--- begin ---

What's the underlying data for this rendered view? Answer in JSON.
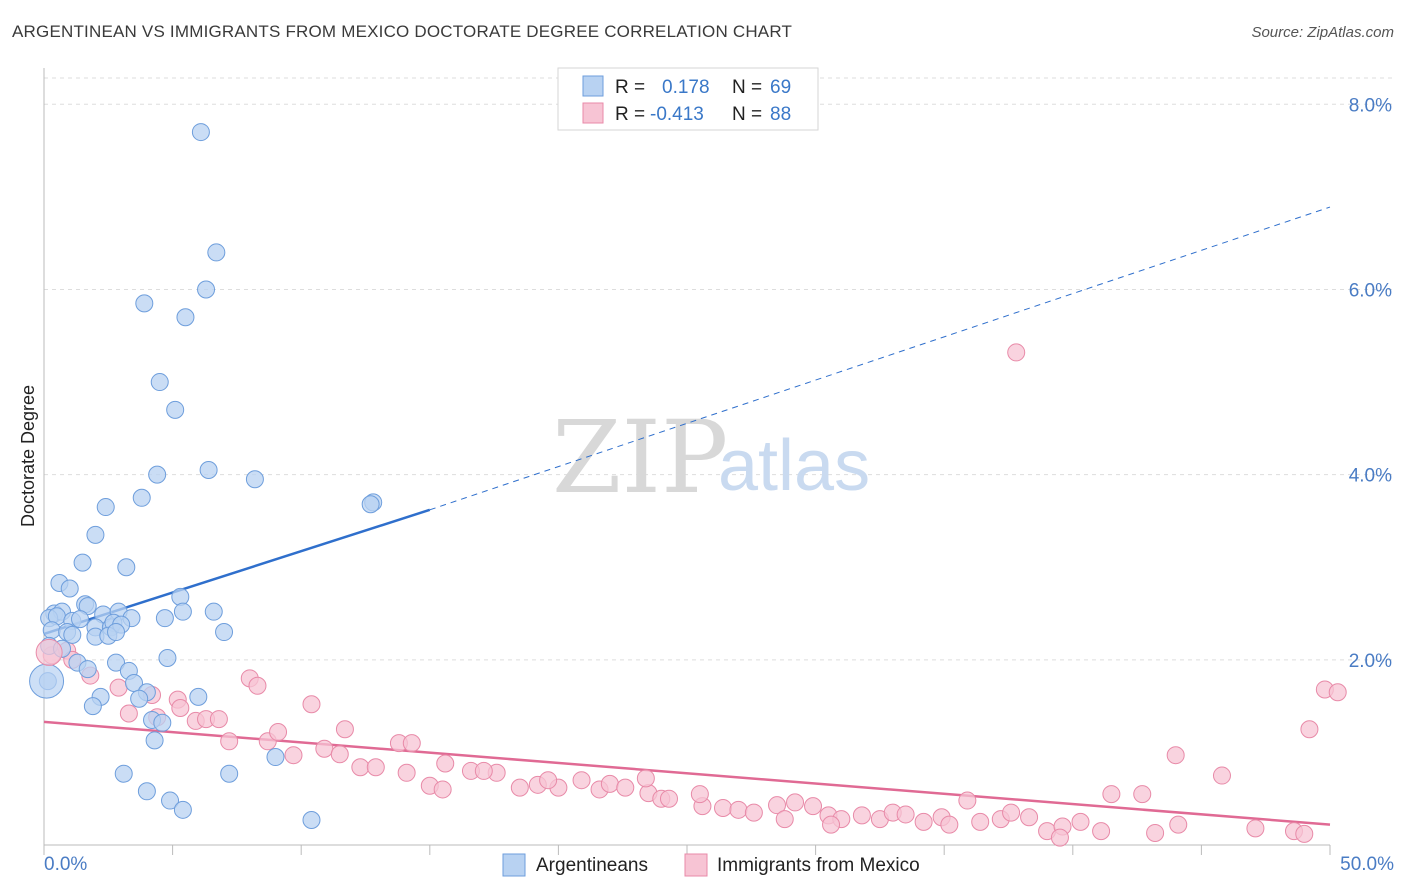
{
  "title": "ARGENTINEAN VS IMMIGRANTS FROM MEXICO DOCTORATE DEGREE CORRELATION CHART",
  "source": "Source: ZipAtlas.com",
  "watermark": {
    "zip": "ZIP",
    "atlas": "atlas"
  },
  "legend": {
    "r_label": "R =",
    "n_label": "N =",
    "rows": [
      {
        "r": "0.178",
        "n": "69"
      },
      {
        "r": "-0.413",
        "n": "88"
      }
    ]
  },
  "colors": {
    "blue_fill": "#b8d2f2",
    "blue_stroke": "#6e9edc",
    "blue_line": "#2f6fcc",
    "pink_fill": "#f7c4d4",
    "pink_stroke": "#e88aa8",
    "pink_line": "#e06a94",
    "grid": "#dddddd",
    "tick_text": "#4a7cc4"
  },
  "chart_data": {
    "type": "scatter",
    "title": "ARGENTINEAN VS IMMIGRANTS FROM MEXICO DOCTORATE DEGREE CORRELATION CHART",
    "xlabel": "",
    "ylabel": "Doctorate Degree",
    "xlim": [
      0,
      50
    ],
    "ylim": [
      0,
      8.5
    ],
    "x_tick_labels": [
      "0.0%",
      "50.0%"
    ],
    "y_ticks": [
      2,
      4,
      6,
      8
    ],
    "y_tick_labels": [
      "2.0%",
      "4.0%",
      "6.0%",
      "8.0%"
    ],
    "legend_position": "top-center",
    "series": [
      {
        "name": "Argentineans",
        "R": 0.178,
        "N": 69,
        "trend": {
          "x0": 0,
          "y0": 2.28,
          "x1": 15,
          "y1": 3.62,
          "dashed_to_x": 50,
          "dashed_to_y": 6.89
        },
        "points": [
          [
            6.1,
            7.7
          ],
          [
            6.7,
            6.4
          ],
          [
            6.3,
            6.0
          ],
          [
            3.9,
            5.85
          ],
          [
            5.5,
            5.7
          ],
          [
            4.5,
            5.0
          ],
          [
            5.1,
            4.7
          ],
          [
            4.4,
            4.0
          ],
          [
            6.4,
            4.05
          ],
          [
            8.2,
            3.95
          ],
          [
            12.8,
            3.7
          ],
          [
            12.7,
            3.68
          ],
          [
            3.8,
            3.75
          ],
          [
            2.4,
            3.65
          ],
          [
            2.0,
            3.35
          ],
          [
            1.5,
            3.05
          ],
          [
            3.2,
            3.0
          ],
          [
            0.6,
            2.83
          ],
          [
            1.0,
            2.77
          ],
          [
            1.6,
            2.6
          ],
          [
            1.7,
            2.58
          ],
          [
            5.3,
            2.68
          ],
          [
            0.4,
            2.5
          ],
          [
            0.7,
            2.52
          ],
          [
            2.3,
            2.49
          ],
          [
            2.9,
            2.52
          ],
          [
            3.4,
            2.45
          ],
          [
            4.7,
            2.45
          ],
          [
            5.4,
            2.52
          ],
          [
            6.6,
            2.52
          ],
          [
            0.2,
            2.45
          ],
          [
            0.5,
            2.47
          ],
          [
            1.1,
            2.42
          ],
          [
            1.4,
            2.44
          ],
          [
            2.0,
            2.35
          ],
          [
            2.6,
            2.35
          ],
          [
            2.7,
            2.4
          ],
          [
            3.0,
            2.38
          ],
          [
            0.3,
            2.32
          ],
          [
            0.9,
            2.3
          ],
          [
            1.1,
            2.27
          ],
          [
            2.0,
            2.25
          ],
          [
            2.5,
            2.26
          ],
          [
            7.0,
            2.3
          ],
          [
            0.2,
            2.15
          ],
          [
            0.7,
            2.12
          ],
          [
            1.3,
            1.97
          ],
          [
            2.8,
            1.97
          ],
          [
            4.8,
            2.02
          ],
          [
            1.7,
            1.9
          ],
          [
            3.3,
            1.88
          ],
          [
            3.5,
            1.75
          ],
          [
            0.15,
            1.77
          ],
          [
            4.0,
            1.65
          ],
          [
            2.2,
            1.6
          ],
          [
            3.7,
            1.58
          ],
          [
            6.0,
            1.6
          ],
          [
            1.9,
            1.5
          ],
          [
            4.2,
            1.35
          ],
          [
            4.6,
            1.32
          ],
          [
            4.3,
            1.13
          ],
          [
            9.0,
            0.95
          ],
          [
            3.1,
            0.77
          ],
          [
            7.2,
            0.77
          ],
          [
            4.0,
            0.58
          ],
          [
            4.9,
            0.48
          ],
          [
            5.4,
            0.38
          ],
          [
            10.4,
            0.27
          ],
          [
            2.8,
            2.3
          ]
        ]
      },
      {
        "name": "Immigrants from Mexico",
        "R": -0.413,
        "N": 88,
        "trend": {
          "x0": 0,
          "y0": 1.33,
          "x1": 50,
          "y1": 0.22
        },
        "points": [
          [
            37.8,
            5.32
          ],
          [
            0.3,
            2.05
          ],
          [
            0.9,
            2.1
          ],
          [
            1.1,
            2.0
          ],
          [
            1.8,
            1.83
          ],
          [
            2.9,
            1.7
          ],
          [
            8.0,
            1.8
          ],
          [
            8.3,
            1.72
          ],
          [
            4.2,
            1.62
          ],
          [
            5.2,
            1.57
          ],
          [
            3.3,
            1.42
          ],
          [
            4.4,
            1.38
          ],
          [
            5.3,
            1.48
          ],
          [
            10.4,
            1.52
          ],
          [
            5.9,
            1.34
          ],
          [
            6.3,
            1.36
          ],
          [
            6.8,
            1.36
          ],
          [
            11.7,
            1.25
          ],
          [
            8.7,
            1.12
          ],
          [
            7.2,
            1.12
          ],
          [
            9.1,
            1.22
          ],
          [
            13.8,
            1.1
          ],
          [
            14.3,
            1.1
          ],
          [
            10.9,
            1.04
          ],
          [
            11.5,
            0.98
          ],
          [
            9.7,
            0.97
          ],
          [
            15.6,
            0.88
          ],
          [
            16.6,
            0.8
          ],
          [
            12.3,
            0.84
          ],
          [
            12.9,
            0.84
          ],
          [
            17.6,
            0.78
          ],
          [
            14.1,
            0.78
          ],
          [
            17.1,
            0.8
          ],
          [
            18.5,
            0.62
          ],
          [
            15.0,
            0.64
          ],
          [
            15.5,
            0.6
          ],
          [
            19.2,
            0.65
          ],
          [
            20.0,
            0.62
          ],
          [
            19.6,
            0.7
          ],
          [
            20.9,
            0.7
          ],
          [
            21.6,
            0.6
          ],
          [
            22.0,
            0.66
          ],
          [
            22.6,
            0.62
          ],
          [
            23.5,
            0.56
          ],
          [
            23.4,
            0.72
          ],
          [
            24.0,
            0.5
          ],
          [
            24.3,
            0.5
          ],
          [
            25.6,
            0.42
          ],
          [
            25.5,
            0.55
          ],
          [
            26.4,
            0.4
          ],
          [
            27.0,
            0.38
          ],
          [
            27.6,
            0.35
          ],
          [
            28.5,
            0.43
          ],
          [
            28.8,
            0.28
          ],
          [
            29.2,
            0.46
          ],
          [
            29.9,
            0.42
          ],
          [
            30.5,
            0.32
          ],
          [
            31.0,
            0.28
          ],
          [
            31.8,
            0.32
          ],
          [
            32.5,
            0.28
          ],
          [
            33.0,
            0.35
          ],
          [
            33.5,
            0.33
          ],
          [
            34.2,
            0.25
          ],
          [
            34.9,
            0.3
          ],
          [
            35.2,
            0.22
          ],
          [
            35.9,
            0.48
          ],
          [
            36.4,
            0.25
          ],
          [
            37.2,
            0.28
          ],
          [
            38.3,
            0.3
          ],
          [
            37.6,
            0.35
          ],
          [
            39.0,
            0.15
          ],
          [
            39.6,
            0.2
          ],
          [
            40.3,
            0.25
          ],
          [
            41.1,
            0.15
          ],
          [
            41.5,
            0.55
          ],
          [
            42.7,
            0.55
          ],
          [
            43.2,
            0.13
          ],
          [
            44.1,
            0.22
          ],
          [
            44.0,
            0.97
          ],
          [
            45.8,
            0.75
          ],
          [
            47.1,
            0.18
          ],
          [
            48.6,
            0.15
          ],
          [
            49.0,
            0.12
          ],
          [
            49.2,
            1.25
          ],
          [
            49.8,
            1.68
          ],
          [
            50.3,
            1.65
          ],
          [
            39.5,
            0.08
          ],
          [
            30.6,
            0.22
          ]
        ]
      }
    ]
  }
}
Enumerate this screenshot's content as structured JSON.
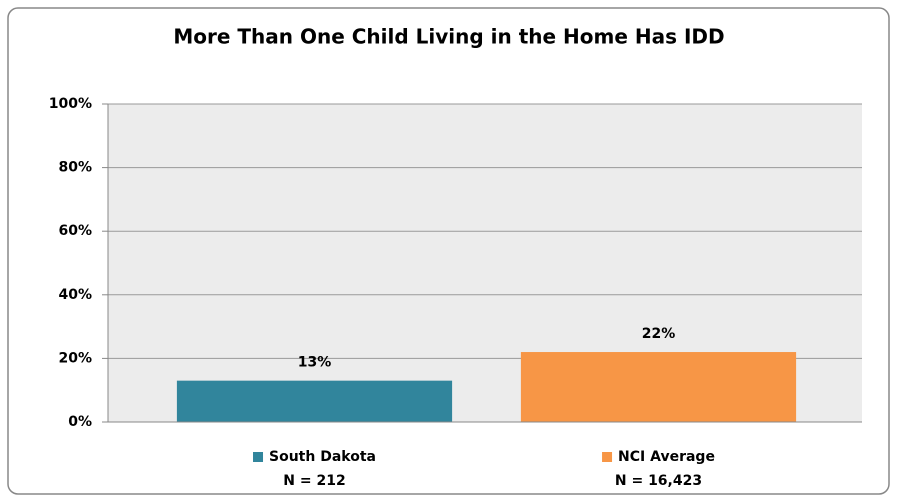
{
  "chart_data": {
    "type": "bar",
    "title": "More Than One Child Living in the Home Has IDD",
    "categories": [
      "South Dakota",
      "NCI Average"
    ],
    "n_labels": [
      "N = 212",
      "N = 16,423"
    ],
    "values": [
      13,
      22
    ],
    "value_labels": [
      "13%",
      "22%"
    ],
    "colors": [
      "#31859c",
      "#f79646"
    ],
    "ylim": [
      0,
      100
    ],
    "yticks": [
      {
        "value": 0,
        "label": "0%"
      },
      {
        "value": 20,
        "label": "20%"
      },
      {
        "value": 40,
        "label": "40%"
      },
      {
        "value": 60,
        "label": "60%"
      },
      {
        "value": 80,
        "label": "80%"
      },
      {
        "value": 100,
        "label": "100%"
      }
    ],
    "grid": true
  }
}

--- end ---

#### Direction
Retype the line containing "Enumerate this screenshot's" and all lines after it through the end of the material, exactly and only those, leaving out pictures.

#### Final result
Enumerate this screenshot's content as structured JSON.
{
  "chart_data": {
    "type": "bar",
    "title": "More Than One Child Living in the Home Has IDD",
    "categories": [
      "South Dakota",
      "NCI Average"
    ],
    "n_labels": [
      "N = 212",
      "N = 16,423"
    ],
    "values": [
      13,
      22
    ],
    "value_labels": [
      "13%",
      "22%"
    ],
    "colors": [
      "#31859c",
      "#f79646"
    ],
    "ylim": [
      0,
      100
    ],
    "yticks": [
      {
        "value": 0,
        "label": "0%"
      },
      {
        "value": 20,
        "label": "20%"
      },
      {
        "value": 40,
        "label": "40%"
      },
      {
        "value": 60,
        "label": "60%"
      },
      {
        "value": 80,
        "label": "80%"
      },
      {
        "value": 100,
        "label": "100%"
      }
    ],
    "grid": true
  }
}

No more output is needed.